Instruction — Where a line holds "الدراسي", copy it.

Raw records
%%
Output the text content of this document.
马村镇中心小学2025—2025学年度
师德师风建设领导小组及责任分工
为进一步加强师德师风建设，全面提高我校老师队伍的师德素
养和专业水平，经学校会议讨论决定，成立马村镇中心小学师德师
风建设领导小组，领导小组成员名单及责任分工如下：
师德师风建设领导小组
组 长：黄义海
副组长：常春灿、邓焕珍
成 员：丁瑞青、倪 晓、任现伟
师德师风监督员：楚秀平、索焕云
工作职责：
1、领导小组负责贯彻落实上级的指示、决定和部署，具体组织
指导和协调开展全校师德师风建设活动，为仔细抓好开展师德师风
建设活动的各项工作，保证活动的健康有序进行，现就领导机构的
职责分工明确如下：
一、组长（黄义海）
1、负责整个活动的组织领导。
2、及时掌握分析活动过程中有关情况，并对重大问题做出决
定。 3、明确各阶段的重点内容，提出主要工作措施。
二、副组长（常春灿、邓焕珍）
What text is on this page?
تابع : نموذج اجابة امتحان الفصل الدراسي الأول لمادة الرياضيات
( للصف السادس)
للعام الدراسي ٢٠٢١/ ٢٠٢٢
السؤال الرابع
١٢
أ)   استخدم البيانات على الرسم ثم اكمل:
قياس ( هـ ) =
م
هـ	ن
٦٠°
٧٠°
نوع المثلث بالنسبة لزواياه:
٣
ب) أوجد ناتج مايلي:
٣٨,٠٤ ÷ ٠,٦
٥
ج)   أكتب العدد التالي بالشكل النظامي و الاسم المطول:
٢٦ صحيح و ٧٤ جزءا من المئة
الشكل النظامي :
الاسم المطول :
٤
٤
%%
Exercise output —
تابع : نموذج اجابة امتحان الفصل الدراسي الأول لمادة الرياضيات
للعام الدراسي ٢٠٢١/ ٢٠٢٢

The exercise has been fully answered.